- Task to carry out
Collect every line of the entries below that contains the string "bird". The match is case-sensitive.

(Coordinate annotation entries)
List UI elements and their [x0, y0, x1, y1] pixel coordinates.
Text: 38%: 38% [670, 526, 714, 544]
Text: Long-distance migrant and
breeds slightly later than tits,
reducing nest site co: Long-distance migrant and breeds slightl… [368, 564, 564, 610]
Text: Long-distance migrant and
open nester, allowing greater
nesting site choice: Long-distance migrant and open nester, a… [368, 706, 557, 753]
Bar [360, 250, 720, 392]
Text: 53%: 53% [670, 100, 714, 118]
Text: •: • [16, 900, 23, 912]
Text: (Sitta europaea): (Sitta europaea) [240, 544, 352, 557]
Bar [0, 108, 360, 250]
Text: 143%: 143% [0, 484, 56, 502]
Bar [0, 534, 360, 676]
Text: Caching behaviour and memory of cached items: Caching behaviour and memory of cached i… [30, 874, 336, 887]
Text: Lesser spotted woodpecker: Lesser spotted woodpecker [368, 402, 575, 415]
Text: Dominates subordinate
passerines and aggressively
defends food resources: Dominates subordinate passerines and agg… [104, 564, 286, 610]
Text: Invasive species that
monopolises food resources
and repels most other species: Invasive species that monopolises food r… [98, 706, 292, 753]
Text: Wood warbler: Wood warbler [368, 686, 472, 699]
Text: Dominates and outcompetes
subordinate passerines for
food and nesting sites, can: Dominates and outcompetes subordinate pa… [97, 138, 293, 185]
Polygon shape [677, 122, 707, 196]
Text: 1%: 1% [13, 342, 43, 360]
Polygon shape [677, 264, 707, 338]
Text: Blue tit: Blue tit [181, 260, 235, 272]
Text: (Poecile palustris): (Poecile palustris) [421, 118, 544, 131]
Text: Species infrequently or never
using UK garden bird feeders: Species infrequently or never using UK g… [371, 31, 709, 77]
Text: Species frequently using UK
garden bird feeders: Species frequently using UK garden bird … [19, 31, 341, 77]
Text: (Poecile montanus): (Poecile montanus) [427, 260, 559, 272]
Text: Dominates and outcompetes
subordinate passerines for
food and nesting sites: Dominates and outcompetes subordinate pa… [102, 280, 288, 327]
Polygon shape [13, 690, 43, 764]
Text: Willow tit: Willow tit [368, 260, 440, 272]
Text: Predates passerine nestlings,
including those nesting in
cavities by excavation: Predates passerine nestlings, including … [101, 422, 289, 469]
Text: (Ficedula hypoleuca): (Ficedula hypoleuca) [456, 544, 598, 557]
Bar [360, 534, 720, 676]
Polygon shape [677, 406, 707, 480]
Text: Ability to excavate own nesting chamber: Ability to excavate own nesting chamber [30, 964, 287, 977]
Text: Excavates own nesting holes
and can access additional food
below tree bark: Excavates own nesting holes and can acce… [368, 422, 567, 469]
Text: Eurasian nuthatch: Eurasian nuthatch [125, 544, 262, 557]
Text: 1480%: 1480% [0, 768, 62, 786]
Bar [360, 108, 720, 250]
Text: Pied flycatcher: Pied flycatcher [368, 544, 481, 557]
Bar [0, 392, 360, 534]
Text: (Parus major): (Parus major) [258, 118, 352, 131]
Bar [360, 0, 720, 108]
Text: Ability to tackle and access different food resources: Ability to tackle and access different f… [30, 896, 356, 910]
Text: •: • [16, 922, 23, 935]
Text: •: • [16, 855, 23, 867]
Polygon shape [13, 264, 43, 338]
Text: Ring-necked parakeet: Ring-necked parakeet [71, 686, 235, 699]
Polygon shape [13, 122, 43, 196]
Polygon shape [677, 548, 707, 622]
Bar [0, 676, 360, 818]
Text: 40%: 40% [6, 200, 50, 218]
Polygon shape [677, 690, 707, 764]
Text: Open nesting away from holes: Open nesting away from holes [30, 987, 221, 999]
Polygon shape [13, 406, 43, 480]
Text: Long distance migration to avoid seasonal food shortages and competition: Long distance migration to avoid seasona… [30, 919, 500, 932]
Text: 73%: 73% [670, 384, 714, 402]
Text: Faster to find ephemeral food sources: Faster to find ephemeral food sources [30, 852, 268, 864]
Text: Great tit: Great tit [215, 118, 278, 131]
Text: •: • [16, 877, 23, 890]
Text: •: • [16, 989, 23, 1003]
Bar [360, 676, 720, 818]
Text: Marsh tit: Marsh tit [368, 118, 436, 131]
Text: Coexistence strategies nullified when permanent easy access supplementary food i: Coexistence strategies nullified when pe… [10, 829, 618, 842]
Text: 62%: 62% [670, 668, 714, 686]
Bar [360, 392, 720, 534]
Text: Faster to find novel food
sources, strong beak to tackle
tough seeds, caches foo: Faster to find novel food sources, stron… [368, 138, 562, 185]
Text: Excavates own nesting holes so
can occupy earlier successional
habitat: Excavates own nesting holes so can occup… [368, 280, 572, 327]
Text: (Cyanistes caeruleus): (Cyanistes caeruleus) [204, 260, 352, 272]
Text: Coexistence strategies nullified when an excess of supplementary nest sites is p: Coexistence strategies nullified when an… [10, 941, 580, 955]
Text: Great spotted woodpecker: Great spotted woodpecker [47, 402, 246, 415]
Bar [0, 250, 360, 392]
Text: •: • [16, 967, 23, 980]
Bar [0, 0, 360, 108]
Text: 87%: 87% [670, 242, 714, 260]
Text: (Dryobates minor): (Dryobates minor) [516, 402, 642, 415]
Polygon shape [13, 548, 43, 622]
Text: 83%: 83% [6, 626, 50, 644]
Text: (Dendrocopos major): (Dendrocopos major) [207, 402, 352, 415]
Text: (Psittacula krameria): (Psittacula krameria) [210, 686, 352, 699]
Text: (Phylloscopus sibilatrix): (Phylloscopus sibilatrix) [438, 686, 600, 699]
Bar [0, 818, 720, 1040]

- Output for this exercise
using UK garden bird feeders: Species infrequently or never using UK g… [371, 31, 709, 77]
garden bird feeders: Species frequently using UK garden bird … [19, 31, 341, 77]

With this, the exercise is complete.